Write out as a numbered list the lines of the material from the line with "slide-editor: 精美PPT速成: [164, 53, 1006, 693]" up to and including the line with "slide-number: 7: [8, 661, 15, 674]", leaving out any blank lines.
-- Begin Records for the task --
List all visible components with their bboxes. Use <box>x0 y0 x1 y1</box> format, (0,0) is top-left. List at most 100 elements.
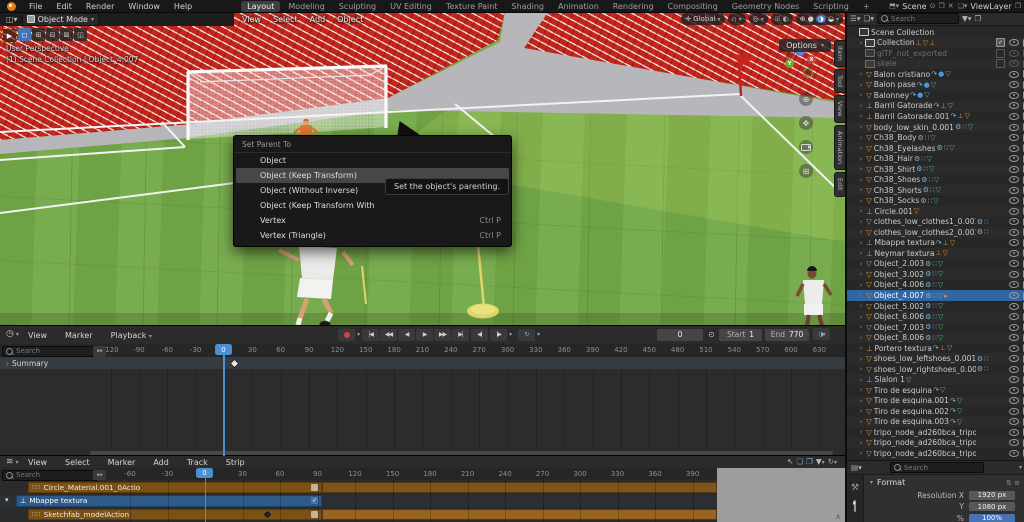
expand-chevron-icon[interactable]: › <box>857 365 865 373</box>
expand-chevron-icon[interactable]: › <box>857 186 865 194</box>
menu-render[interactable]: Render <box>79 2 121 11</box>
editor-type-icon[interactable]: ◫▾ <box>6 15 18 24</box>
outliner-row[interactable]: › ▽ Object_3.002 ⚙ ∷ ▽ <box>847 269 1024 280</box>
outliner-row[interactable]: › ▽ Object_4.006 ⚙ ∷ ▽ <box>847 280 1024 291</box>
3d-viewport[interactable]: ◫▾ Object Mode ▾ View Select Add Object ✛ G… <box>0 12 845 325</box>
chevron-down-icon[interactable]: ▾ <box>509 331 512 338</box>
outliner-row[interactable]: › ▽ Balonney ↷ ● ▽ <box>847 90 1024 101</box>
outliner-row[interactable]: › ▽ Object_6.006 ⚙ ∷ ▽ <box>847 311 1024 322</box>
tweak-cursor-icon[interactable]: ↖ <box>787 457 793 466</box>
strip-pin-icon[interactable] <box>311 510 318 518</box>
collection-checkbox-icon[interactable] <box>996 48 1005 58</box>
expand-chevron-icon[interactable]: › <box>857 91 865 99</box>
outliner-row[interactable]: › ⊥ Neymar textura ⊥ ▽ <box>847 248 1024 259</box>
hide-in-viewport-icon[interactable] <box>1009 186 1019 194</box>
workspace-tab-compositing[interactable]: Compositing <box>662 1 724 12</box>
outliner-row[interactable]: › ⊥ Portero textura ↷ ⊥ ▽ <box>847 343 1024 354</box>
chevron-down-icon[interactable]: ▾ <box>357 331 360 338</box>
outliner-row[interactable]: › ▽ Object_8.006 ⚙ ∷ ▽ <box>847 332 1024 343</box>
zoom-icon[interactable]: ⊕ <box>799 92 813 106</box>
frame-forward-button[interactable]: |▶ <box>490 328 508 341</box>
playback-sync-button[interactable]: ↻ <box>518 328 536 341</box>
hide-in-viewport-icon[interactable] <box>1009 207 1019 215</box>
hide-in-viewport-icon[interactable] <box>1009 292 1019 299</box>
context-menu-item[interactable]: Object (Keep Transform With <box>234 198 511 213</box>
new-viewlayer-icon[interactable]: ❐ <box>1015 2 1021 10</box>
hide-in-viewport-icon[interactable] <box>1009 176 1019 184</box>
select-extend-button[interactable]: ⊞ <box>32 28 45 41</box>
expand-chevron-icon[interactable]: › <box>857 39 865 47</box>
hide-in-viewport-icon[interactable] <box>1009 313 1019 321</box>
outliner-row[interactable]: › ▽ body_low_skin_0.001 ⚙ ∷ ▽ <box>847 122 1024 133</box>
play-button[interactable]: ▶ <box>416 328 434 341</box>
outliner-row[interactable]: Scene Collection <box>847 27 1024 38</box>
outliner-row[interactable]: › ▽ Object_5.002 ⚙ ∷ ▽ <box>847 301 1024 312</box>
workspace-tab-texture-paint[interactable]: Texture Paint <box>440 1 504 12</box>
workspace-tab-layout[interactable]: Layout <box>241 0 281 12</box>
proportional-editing-dropdown[interactable]: ◎ ▾ <box>748 13 768 25</box>
nla-strip[interactable] <box>322 508 717 520</box>
hide-in-viewport-icon[interactable] <box>1009 418 1019 426</box>
scene-selector[interactable]: ⬒▾ Scene ⊙ ❐ ✕ <box>889 2 954 11</box>
shading-wireframe-icon[interactable]: ⊕ <box>800 15 806 23</box>
context-menu-item[interactable]: Vertex Ctrl P <box>234 213 511 228</box>
expand-chevron-icon[interactable]: › <box>857 176 865 184</box>
expand-chevron-icon[interactable]: › <box>857 344 865 352</box>
outliner-row[interactable]: › ▽ Ch38_Shirt ⚙ ∷ ▽ <box>847 164 1024 175</box>
hide-in-viewport-icon[interactable] <box>1009 155 1019 163</box>
npanel-tab-edit[interactable]: Edit <box>834 172 845 197</box>
expand-chevron-icon[interactable]: › <box>857 70 865 78</box>
show-gizmo-icon[interactable]: ⊞ <box>775 15 781 23</box>
property-value-field[interactable]: 100% <box>969 513 1015 522</box>
hide-in-viewport-icon[interactable] <box>1009 102 1019 110</box>
hide-in-viewport-icon[interactable] <box>1009 397 1019 405</box>
hide-in-viewport-icon[interactable] <box>1009 197 1019 205</box>
panel-options-icons[interactable]: ⇅ ≡ <box>1006 479 1020 487</box>
menu-edit[interactable]: Edit <box>49 2 79 11</box>
hide-in-viewport-icon[interactable] <box>1009 49 1019 57</box>
hide-in-viewport-icon[interactable] <box>1009 70 1019 78</box>
filter-icon[interactable]: ▼▾ <box>962 14 972 23</box>
hide-in-viewport-icon[interactable] <box>1009 112 1019 120</box>
expand-chevron-icon[interactable]: › <box>857 292 865 300</box>
expand-chevron-icon[interactable]: › <box>857 355 865 363</box>
gizmo-axis-neg-y[interactable] <box>803 68 813 78</box>
outliner-row[interactable]: › ▽ Tiro de esquina ↷ ▽ <box>847 385 1024 396</box>
snapping-dropdown[interactable]: ∩ ▾ <box>727 13 746 25</box>
collapse-chevron-icon[interactable]: ▾ <box>5 496 9 504</box>
nla-menu-track[interactable]: Track <box>187 458 208 467</box>
move-view-icon[interactable]: ✥ <box>799 116 813 130</box>
expand-chevron-icon[interactable]: › <box>857 281 865 289</box>
outliner-row[interactable]: › ▽ Object_2.003 ⚙ ∷ ▽ <box>847 259 1024 270</box>
expand-chevron-icon[interactable]: › <box>857 239 865 247</box>
timeline-menu-playback[interactable]: Playback ▾ <box>111 331 152 340</box>
nla-strip-name[interactable]: ∷∷ Sketchfab_modelAction <box>28 508 322 521</box>
nla-search-input[interactable]: Search <box>2 469 98 481</box>
hide-in-viewport-icon[interactable] <box>1009 355 1019 363</box>
hide-in-viewport-icon[interactable] <box>1009 428 1019 436</box>
expand-chevron-icon[interactable]: › <box>857 439 865 447</box>
jump-to-prev-keyframe-button[interactable]: ◀◀ <box>380 328 398 341</box>
hide-in-viewport-icon[interactable] <box>1009 376 1019 384</box>
menu-window[interactable]: Window <box>121 2 167 11</box>
expand-chevron-icon[interactable]: › <box>857 218 865 226</box>
shading-rendered-icon[interactable]: ◒ <box>828 15 834 23</box>
transform-orientation-dropdown[interactable]: ✛ Global ▾ <box>681 13 725 25</box>
outliner-row[interactable]: › ▽ Ch38_Socks ⚙ ∷ ▽ <box>847 195 1024 206</box>
timeline-menu-marker[interactable]: Marker <box>65 331 93 340</box>
outliner-row[interactable]: › ▽ Object_4.007 ⚙ ∷ ▽ ▸ <box>847 290 1024 301</box>
workspace-tab-rendering[interactable]: Rendering <box>607 1 660 12</box>
expand-chevron-icon[interactable]: › <box>857 134 865 142</box>
pin-icon[interactable]: ⊙ <box>930 2 936 10</box>
timeline-ruler[interactable]: -120-90-60-30030609012015018021024027030… <box>0 344 845 358</box>
timeline-menu-view[interactable]: View <box>28 331 47 340</box>
expand-chevron-icon[interactable]: › <box>857 165 865 173</box>
properties-search-input[interactable]: Search <box>889 462 984 473</box>
outliner-row[interactable]: › ▽ Balon cristiano ↷ ● ▽ <box>847 69 1024 80</box>
outliner-row[interactable]: › ▽ Ch38_Body ⚙ ∷ ▽ <box>847 132 1024 143</box>
workspace-tab-sculpting[interactable]: Sculpting <box>333 1 382 12</box>
workspace-tab-modeling[interactable]: Modeling <box>282 1 330 12</box>
outliner-row[interactable]: › ▽ Ch38_Shorts ⚙ ∷ ▽ <box>847 185 1024 196</box>
outliner-row[interactable]: › ▽ Ch38_Hair ⚙ ∷ ▽ <box>847 153 1024 164</box>
viewlayer-selector[interactable]: ❏▾ ViewLayer ❐ <box>958 2 1021 11</box>
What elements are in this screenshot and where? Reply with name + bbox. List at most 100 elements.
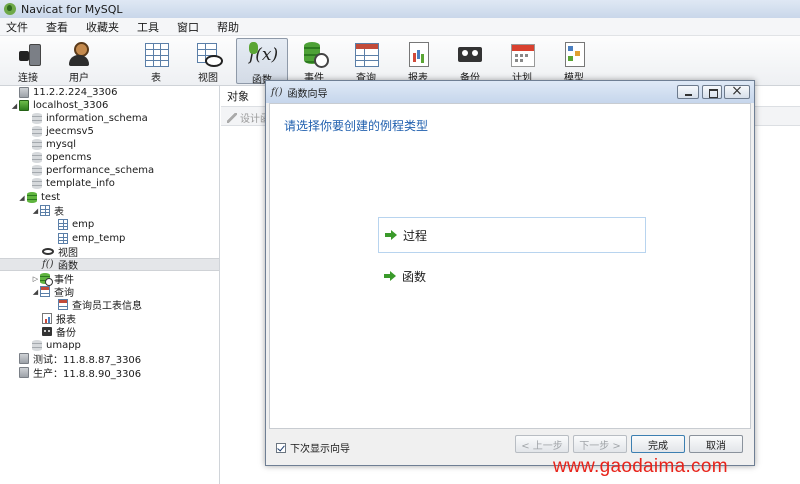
close-button[interactable] <box>724 83 750 99</box>
tree-item-label: opencms <box>46 152 92 163</box>
table-icon <box>143 41 169 67</box>
tree-item-label: information_schema <box>46 113 148 124</box>
tree-item-query-employee-info[interactable]: 查询员工表信息 <box>0 298 219 312</box>
main-toolbar: 连接 用户 表 视图 f(x) 函数 事件 查询 报表 备份 计划 模型 <box>0 36 800 86</box>
navicat-dolphin-icon <box>4 3 16 15</box>
toolbar-table-button[interactable]: 表 <box>131 38 181 84</box>
database-green-icon <box>27 192 37 203</box>
tree-item-mysql[interactable]: mysql <box>0 138 219 151</box>
tree-item-localhost-3306[interactable]: ◢ localhost_3306 <box>0 99 219 112</box>
tree-item-jeecmsv5[interactable]: jeecmsv5 <box>0 125 219 138</box>
maximize-button[interactable] <box>702 85 722 99</box>
expander[interactable]: ◢ <box>10 102 19 110</box>
window-titlebar: Navicat for MySQL <box>0 0 800 18</box>
function-icon: f(x) <box>249 42 278 68</box>
tree-item-reports[interactable]: 报表 <box>0 312 219 326</box>
database-gray-icon <box>32 165 42 176</box>
tree-item-label: 查询 <box>54 288 74 299</box>
connection-plug-icon <box>15 41 41 66</box>
tree-item-test[interactable]: ◢ test <box>0 191 219 204</box>
expander[interactable]: ◢ <box>31 207 40 215</box>
expander[interactable]: ◢ <box>31 288 40 296</box>
tree-item-server-test[interactable]: 测试：11.8.8.87_3306 <box>0 352 219 366</box>
tree-item-label: performance_schema <box>46 165 155 176</box>
tree-item-views[interactable]: 视图 <box>0 245 219 259</box>
toolbar-function-button[interactable]: f(x) 函数 <box>236 38 288 86</box>
window-title: Navicat for MySQL <box>21 2 123 16</box>
tree-item-label: 生产：11.8.8.90_3306 <box>33 369 142 380</box>
tree-item-server-production[interactable]: 生产：11.8.8.90_3306 <box>0 366 219 380</box>
tree-item-functions[interactable]: f() 函数 <box>0 258 219 272</box>
option-procedure[interactable]: 过程 <box>378 217 646 253</box>
tree-item-information-schema[interactable]: information_schema <box>0 112 219 125</box>
toolbar-model-button[interactable]: 模型 <box>549 38 599 84</box>
tree-item-label: umapp <box>46 340 81 351</box>
tree-item-label: mysql <box>46 139 76 150</box>
function-wizard-dialog: f() 函数向导 请选择你要创建的例程类型 过程 函数 下次显示向导 < 上一步… <box>265 80 755 466</box>
function-icon: f() <box>271 86 283 98</box>
server-gray-icon <box>19 367 29 378</box>
query-icon <box>40 286 50 297</box>
tree-item-template-info[interactable]: template_info <box>0 177 219 190</box>
tree-item-emp-temp[interactable]: emp_temp <box>0 232 219 245</box>
minimize-button[interactable] <box>677 85 699 99</box>
toolbar-event-button[interactable]: 事件 <box>289 38 339 84</box>
menu-tools[interactable]: 工具 <box>135 19 169 35</box>
tree-item-server-11-2-2-224[interactable]: 11.2.2.224_3306 <box>0 86 219 99</box>
toolbar-query-button[interactable]: 查询 <box>341 38 391 84</box>
tree-item-performance-schema[interactable]: performance_schema <box>0 164 219 177</box>
show-wizard-checkbox[interactable] <box>276 442 286 453</box>
view-icon <box>195 41 223 67</box>
table-icon <box>40 205 50 216</box>
menu-view[interactable]: 查看 <box>44 19 78 35</box>
menu-favorites[interactable]: 收藏夹 <box>84 19 129 35</box>
view-icon <box>42 248 54 255</box>
toolbar-label: 视图 <box>198 73 218 84</box>
tree-item-events[interactable]: ▷ 事件 <box>0 272 219 286</box>
option-function[interactable]: 函数 <box>378 258 646 294</box>
schedule-icon <box>509 41 535 67</box>
show-wizard-label: 下次显示向导 <box>290 444 350 455</box>
dialog-body: 请选择你要创建的例程类型 过程 函数 <box>269 103 751 429</box>
menu-window[interactable]: 窗口 <box>175 19 209 35</box>
tree-item-opencms[interactable]: opencms <box>0 151 219 164</box>
database-gray-icon <box>32 152 42 163</box>
tree-item-label: emp <box>72 219 95 230</box>
next-button[interactable]: 下一步 > <box>573 435 627 453</box>
tree-item-label: localhost_3306 <box>33 100 109 111</box>
database-gray-icon <box>32 126 42 137</box>
table-icon <box>58 219 68 230</box>
toolbar-view-button[interactable]: 视图 <box>183 38 233 84</box>
previous-button[interactable]: < 上一步 <box>515 435 569 453</box>
menu-file[interactable]: 文件 <box>4 19 38 35</box>
tab-objects[interactable]: 对象 <box>227 88 249 104</box>
toolbar-report-button[interactable]: 报表 <box>393 38 443 84</box>
tree-item-label: 查询员工表信息 <box>72 301 142 312</box>
backup-icon <box>457 41 483 66</box>
expander[interactable]: ◢ <box>17 194 27 202</box>
cancel-button[interactable]: 取消 <box>689 435 743 453</box>
tree-item-label: 11.2.2.224_3306 <box>33 87 118 98</box>
menu-help[interactable]: 帮助 <box>215 19 249 35</box>
design-function-button[interactable]: 设计函 <box>227 110 270 125</box>
query-icon <box>58 299 68 310</box>
expander[interactable]: ▷ <box>31 275 40 283</box>
tree-item-backups[interactable]: 备份 <box>0 325 219 339</box>
tree-item-emp[interactable]: emp <box>0 218 219 231</box>
finish-button[interactable]: 完成 <box>631 435 685 453</box>
report-icon <box>42 313 52 324</box>
toolbar-user-button[interactable]: 用户 <box>54 38 104 84</box>
toolbar-connection-button[interactable]: 连接 <box>3 38 53 84</box>
green-arrow-icon <box>384 270 396 282</box>
show-wizard-next-time[interactable]: 下次显示向导 <box>276 440 350 455</box>
database-gray-icon <box>32 340 42 351</box>
tree-item-tables[interactable]: ◢ 表 <box>0 204 219 218</box>
dialog-heading: 请选择你要创建的例程类型 <box>284 119 429 133</box>
dialog-titlebar[interactable]: f() 函数向导 <box>266 81 754 103</box>
menu-bar: 文件 查看 收藏夹 工具 窗口 帮助 <box>0 18 800 36</box>
tree-item-label: 测试：11.8.8.87_3306 <box>33 355 142 366</box>
toolbar-schedule-button[interactable]: 计划 <box>497 38 547 84</box>
server-gray-icon <box>19 87 29 98</box>
tree-item-label: 备份 <box>56 328 76 339</box>
toolbar-backup-button[interactable]: 备份 <box>445 38 495 84</box>
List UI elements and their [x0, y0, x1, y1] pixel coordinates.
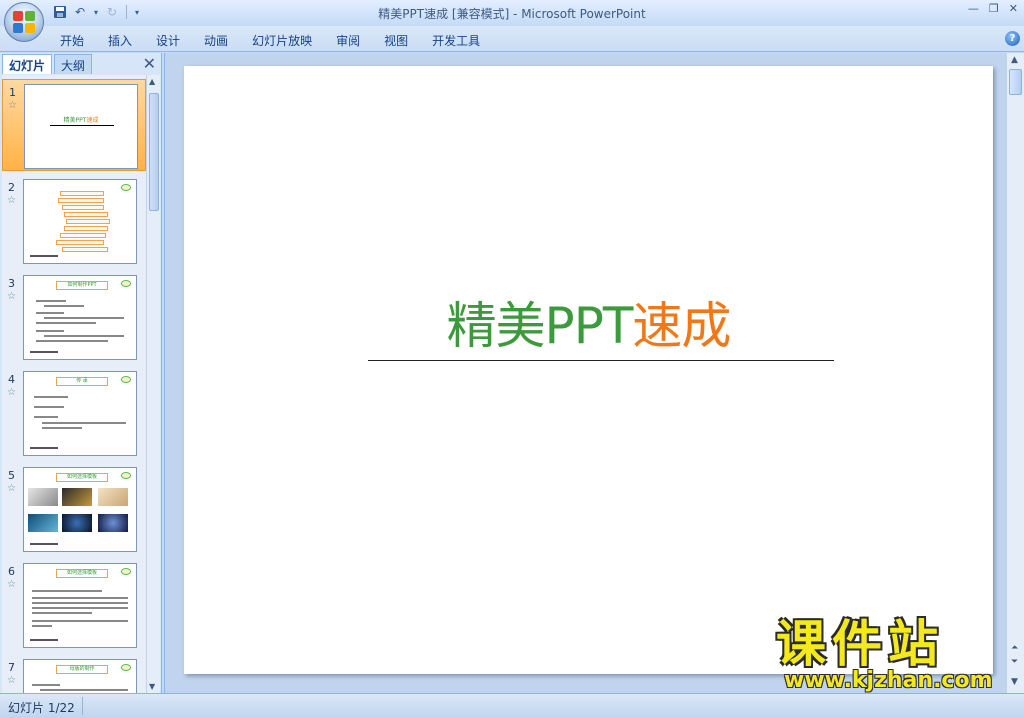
slide-editor: 精美PPT速成: [164, 53, 1006, 693]
tab-home[interactable]: 开始: [48, 30, 96, 51]
slide-thumbnail: 精美PPT速成: [24, 84, 138, 169]
logo-icon: [121, 472, 131, 479]
tab-review[interactable]: 审阅: [324, 30, 372, 51]
tab-view[interactable]: 视图: [372, 30, 420, 51]
thumbnail-list: 1 ☆ 精美PPT速成 2 ☆ 3 ☆ 如何制作PPT 4 ☆ 传 承 5 ☆ …: [2, 75, 146, 693]
slide-number: 7: [8, 661, 15, 674]
slide-number: 1: [9, 86, 16, 99]
tab-animations[interactable]: 动画: [192, 30, 240, 51]
slide-thumbnail: [23, 179, 137, 264]
current-slide[interactable]: 精美PPT速成: [184, 66, 993, 674]
thumbnail-slide-1[interactable]: 1 ☆ 精美PPT速成: [2, 79, 146, 171]
ribbon-tabs: 开始 插入 设计 动画 幻灯片放映 审阅 视图 开发工具: [48, 30, 492, 51]
help-icon[interactable]: ?: [1005, 31, 1020, 46]
close-icon[interactable]: ✕: [143, 54, 156, 73]
tab-developer[interactable]: 开发工具: [420, 30, 492, 51]
transition-star-icon: ☆: [7, 579, 16, 590]
window-controls: — ❐ ✕: [968, 2, 1018, 15]
thumbnail-scrollbar[interactable]: ▲ ▼: [146, 75, 160, 693]
minimize-icon[interactable]: —: [968, 2, 979, 15]
transition-star-icon: ☆: [7, 387, 16, 398]
thumb-heading: 母版的制作: [56, 665, 108, 674]
close-icon[interactable]: ✕: [1009, 2, 1018, 15]
slides-pane: 幻灯片 大纲 ✕ 1 ☆ 精美PPT速成 2 ☆ 3 ☆ 如何制作PPT 4 ☆…: [0, 53, 162, 693]
slide-title[interactable]: 精美PPT速成: [184, 286, 993, 358]
scroll-up-icon[interactable]: ▲: [1011, 55, 1018, 65]
office-button[interactable]: [4, 2, 44, 42]
previous-slide-icon[interactable]: ⏶: [1011, 643, 1018, 653]
scroll-up-icon[interactable]: ▲: [149, 77, 155, 86]
thumbnail-slide-6[interactable]: 6 ☆ 如何选择模板: [2, 559, 146, 651]
thumbnail-slide-2[interactable]: 2 ☆: [2, 175, 146, 267]
next-slide-icon[interactable]: ⏷: [1011, 657, 1018, 667]
slide-number: 6: [8, 565, 15, 578]
slide-number: 5: [8, 469, 15, 482]
slide-thumbnail: 如何选择模板: [23, 467, 137, 552]
slide-thumbnail: 如何选择模板: [23, 563, 137, 648]
logo-icon: [121, 184, 131, 191]
scrollbar-thumb[interactable]: [149, 93, 159, 211]
thumb-heading: 如何制作PPT: [56, 281, 108, 290]
office-logo-icon: [13, 11, 35, 33]
slide-thumbnail: 传 承: [23, 371, 137, 456]
thumbnail-slide-7[interactable]: 7 ☆ 母版的制作: [2, 655, 146, 693]
slide-thumbnail: 母版的制作: [23, 659, 137, 693]
slide-number: 2: [8, 181, 15, 194]
thumbnail-slide-3[interactable]: 3 ☆ 如何制作PPT: [2, 271, 146, 363]
thumb-divider: [50, 125, 114, 126]
scroll-down-icon[interactable]: ▼: [149, 682, 155, 691]
logo-icon: [121, 280, 131, 287]
tab-insert[interactable]: 插入: [96, 30, 144, 51]
watermark-url: www.kjzhan.com: [784, 668, 993, 693]
transition-star-icon: ☆: [7, 675, 16, 686]
transition-star-icon: ☆: [7, 291, 16, 302]
status-divider: [82, 697, 83, 715]
pane-tabs: 幻灯片 大纲 ✕: [2, 54, 160, 74]
thumb-heading: 传 承: [56, 377, 108, 386]
ribbon: 开始 插入 设计 动画 幻灯片放映 审阅 视图 开发工具 ?: [0, 26, 1024, 52]
status-bar: 幻灯片 1/22: [0, 693, 1024, 718]
tab-outline[interactable]: 大纲: [54, 54, 93, 74]
editor-scrollbar[interactable]: ▲ ⏶ ⏷ ▼: [1006, 53, 1024, 693]
tab-slide-show[interactable]: 幻灯片放映: [240, 30, 324, 51]
transition-star-icon: ☆: [7, 195, 16, 206]
title-underline: [368, 360, 834, 361]
tab-slides[interactable]: 幻灯片: [2, 54, 53, 74]
thumb-heading: 如何选择模板: [56, 473, 108, 482]
logo-icon: [121, 376, 131, 383]
watermark-logo: 课件站 www.kjzhan.com: [776, 618, 1006, 693]
transition-star-icon: ☆: [7, 483, 16, 494]
watermark-title: 课件站: [776, 615, 944, 673]
logo-icon: [121, 664, 131, 671]
restore-icon[interactable]: ❐: [989, 2, 999, 15]
transition-star-icon: ☆: [8, 100, 17, 111]
slide-counter: 幻灯片 1/22: [8, 701, 75, 715]
title-bar: ↶ ▾ ↻ ▾ 精美PPT速成 [兼容模式] - Microsoft Power…: [0, 0, 1024, 26]
tab-design[interactable]: 设计: [144, 30, 192, 51]
logo-icon: [121, 568, 131, 575]
thumb-title: 精美PPT速成: [63, 117, 99, 124]
scroll-down-icon[interactable]: ▼: [1011, 677, 1018, 687]
scrollbar-thumb[interactable]: [1009, 69, 1022, 95]
window-title: 精美PPT速成 [兼容模式] - Microsoft PowerPoint: [378, 7, 646, 21]
thumbnail-slide-5[interactable]: 5 ☆ 如何选择模板: [2, 463, 146, 555]
thumbnail-slide-4[interactable]: 4 ☆ 传 承: [2, 367, 146, 459]
thumb-heading: 如何选择模板: [56, 569, 108, 578]
slide-thumbnail: 如何制作PPT: [23, 275, 137, 360]
slide-number: 4: [8, 373, 15, 386]
slide-number: 3: [8, 277, 15, 290]
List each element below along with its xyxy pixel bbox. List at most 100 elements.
-- End Records for the task --
* **Solved problem**
1. slide-editor: 精美PPT速成: [164, 53, 1006, 693]
2. tab-home[interactable]: 开始: [48, 30, 96, 51]
3. slide-thumbnail: 精美PPT速成: [24, 84, 138, 169]
4. logo-icon: [121, 472, 131, 479]
5. tab-review[interactable]: 审阅: [324, 30, 372, 51]
6. tab-view[interactable]: 视图: [372, 30, 420, 51]
7. thumbnail-list: 1 ☆ 精美PPT速成 2 ☆ 3 ☆ 如何制作PPT 4 ☆ 传 承 5 ☆ …: [2, 75, 146, 693]
8. slide-number: 7: [8, 661, 15, 674]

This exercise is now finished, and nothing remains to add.